Exercise task: Transcribe word for word the lines spanning the line with "Output a JSON object describing the text" through the end of the records.

Data section:
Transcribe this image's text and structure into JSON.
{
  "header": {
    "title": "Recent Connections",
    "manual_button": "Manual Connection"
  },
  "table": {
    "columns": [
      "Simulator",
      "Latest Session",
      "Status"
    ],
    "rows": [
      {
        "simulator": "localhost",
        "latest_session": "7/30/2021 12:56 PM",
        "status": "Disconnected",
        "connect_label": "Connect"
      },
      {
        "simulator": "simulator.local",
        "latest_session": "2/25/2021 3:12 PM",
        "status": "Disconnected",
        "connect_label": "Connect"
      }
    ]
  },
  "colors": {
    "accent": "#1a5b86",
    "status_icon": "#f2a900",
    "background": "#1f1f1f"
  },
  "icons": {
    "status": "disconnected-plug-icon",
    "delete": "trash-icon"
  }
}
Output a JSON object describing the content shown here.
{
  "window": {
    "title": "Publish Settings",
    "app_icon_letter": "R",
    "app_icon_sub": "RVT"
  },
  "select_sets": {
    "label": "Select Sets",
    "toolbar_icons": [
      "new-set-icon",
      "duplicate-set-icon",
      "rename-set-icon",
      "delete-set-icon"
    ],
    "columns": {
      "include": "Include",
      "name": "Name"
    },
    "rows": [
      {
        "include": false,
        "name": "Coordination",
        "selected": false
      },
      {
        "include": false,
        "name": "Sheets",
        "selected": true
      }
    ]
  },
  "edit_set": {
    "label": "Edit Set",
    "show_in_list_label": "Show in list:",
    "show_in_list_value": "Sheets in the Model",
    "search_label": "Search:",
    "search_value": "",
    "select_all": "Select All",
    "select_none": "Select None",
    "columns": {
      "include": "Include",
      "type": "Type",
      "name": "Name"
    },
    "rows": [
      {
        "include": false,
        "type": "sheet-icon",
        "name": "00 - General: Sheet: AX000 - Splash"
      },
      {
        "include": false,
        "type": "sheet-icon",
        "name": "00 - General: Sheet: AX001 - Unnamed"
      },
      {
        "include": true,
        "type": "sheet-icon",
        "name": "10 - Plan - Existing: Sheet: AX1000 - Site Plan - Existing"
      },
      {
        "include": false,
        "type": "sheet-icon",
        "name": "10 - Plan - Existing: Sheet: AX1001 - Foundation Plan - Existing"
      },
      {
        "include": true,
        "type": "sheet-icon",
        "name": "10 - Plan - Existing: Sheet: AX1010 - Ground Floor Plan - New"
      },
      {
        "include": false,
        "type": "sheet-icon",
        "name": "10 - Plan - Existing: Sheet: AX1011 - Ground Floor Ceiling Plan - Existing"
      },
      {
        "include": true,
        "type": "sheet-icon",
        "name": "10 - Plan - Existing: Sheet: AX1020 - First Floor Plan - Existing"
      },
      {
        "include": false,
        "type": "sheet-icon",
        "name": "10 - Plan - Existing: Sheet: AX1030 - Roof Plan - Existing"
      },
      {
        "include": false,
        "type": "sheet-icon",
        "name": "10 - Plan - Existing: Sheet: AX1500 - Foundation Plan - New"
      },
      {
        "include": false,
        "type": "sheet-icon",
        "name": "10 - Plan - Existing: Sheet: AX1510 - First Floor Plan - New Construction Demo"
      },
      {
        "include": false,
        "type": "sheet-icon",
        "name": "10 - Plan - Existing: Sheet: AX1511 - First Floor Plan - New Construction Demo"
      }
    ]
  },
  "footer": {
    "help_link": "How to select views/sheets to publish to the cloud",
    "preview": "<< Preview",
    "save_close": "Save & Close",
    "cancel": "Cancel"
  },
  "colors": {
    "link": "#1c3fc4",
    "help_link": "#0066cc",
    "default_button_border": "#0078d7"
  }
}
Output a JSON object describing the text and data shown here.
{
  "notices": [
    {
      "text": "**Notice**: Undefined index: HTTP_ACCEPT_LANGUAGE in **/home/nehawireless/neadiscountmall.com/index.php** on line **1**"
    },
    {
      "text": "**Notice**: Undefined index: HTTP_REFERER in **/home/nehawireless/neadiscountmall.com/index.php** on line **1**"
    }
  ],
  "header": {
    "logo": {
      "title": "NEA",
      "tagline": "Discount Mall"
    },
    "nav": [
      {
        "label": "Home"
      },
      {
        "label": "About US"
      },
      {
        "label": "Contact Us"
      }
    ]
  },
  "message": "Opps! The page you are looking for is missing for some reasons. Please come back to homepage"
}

Output:
Output a JSON object describing the text and data shown here.
{
  "notices": [
    {
      "text": "**Notice**: Undefined index: HTTP_ACCEPT_LANGUAGE in **/home/nehawireless/neadiscountmall.com/index.php** on line **1**"
    },
    {
      "text": "**Notice**: Undefined index: HTTP_REFERER in **/home/nehawireless/neadiscountmall.com/index.php** on line **1**"
    }
  ],
  "header": {
    "logo": {
      "title": "NEA",
      "tagline": "Discount Mall"
    },
    "nav": [
      {
        "label": "Home"
      },
      {
        "label": "About US"
      },
      {
        "label": "Contact Us"
      }
    ]
  },
  "message": "Opps! The page you are looking for is missing for some reasons. Please come back to homepage"
}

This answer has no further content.